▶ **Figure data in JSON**
┌──
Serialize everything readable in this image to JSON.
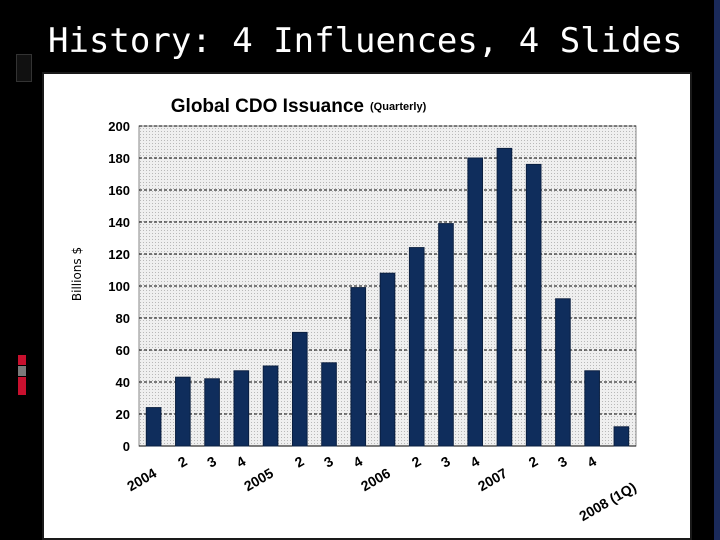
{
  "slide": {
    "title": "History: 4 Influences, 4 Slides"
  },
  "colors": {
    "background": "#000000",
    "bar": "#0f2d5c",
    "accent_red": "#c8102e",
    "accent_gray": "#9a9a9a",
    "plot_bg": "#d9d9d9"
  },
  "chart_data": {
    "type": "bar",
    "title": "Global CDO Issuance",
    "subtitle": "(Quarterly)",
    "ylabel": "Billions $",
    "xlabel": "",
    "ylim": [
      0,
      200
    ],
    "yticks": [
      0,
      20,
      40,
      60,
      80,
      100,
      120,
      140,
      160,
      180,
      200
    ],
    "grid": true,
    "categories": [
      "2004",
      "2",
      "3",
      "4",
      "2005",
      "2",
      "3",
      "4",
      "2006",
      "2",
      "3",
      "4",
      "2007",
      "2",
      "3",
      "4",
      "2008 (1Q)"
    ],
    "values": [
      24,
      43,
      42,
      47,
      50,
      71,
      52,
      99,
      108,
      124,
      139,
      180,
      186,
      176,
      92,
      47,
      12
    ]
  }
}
└──
▶ **Exercise objective**
Write out the data precisely as given, excluding the pictures.

▶ **Written solution**
Serialize everything readable in this image to JSON.
{
  "slide": {
    "title": "History: 4 Influences, 4 Slides"
  },
  "colors": {
    "background": "#000000",
    "bar": "#0f2d5c",
    "accent_red": "#c8102e",
    "accent_gray": "#9a9a9a",
    "plot_bg": "#d9d9d9"
  },
  "chart_data": {
    "type": "bar",
    "title": "Global CDO Issuance",
    "subtitle": "(Quarterly)",
    "ylabel": "Billions $",
    "xlabel": "",
    "ylim": [
      0,
      200
    ],
    "yticks": [
      0,
      20,
      40,
      60,
      80,
      100,
      120,
      140,
      160,
      180,
      200
    ],
    "grid": true,
    "categories": [
      "2004",
      "2",
      "3",
      "4",
      "2005",
      "2",
      "3",
      "4",
      "2006",
      "2",
      "3",
      "4",
      "2007",
      "2",
      "3",
      "4",
      "2008 (1Q)"
    ],
    "values": [
      24,
      43,
      42,
      47,
      50,
      71,
      52,
      99,
      108,
      124,
      139,
      180,
      186,
      176,
      92,
      47,
      12
    ]
  }
}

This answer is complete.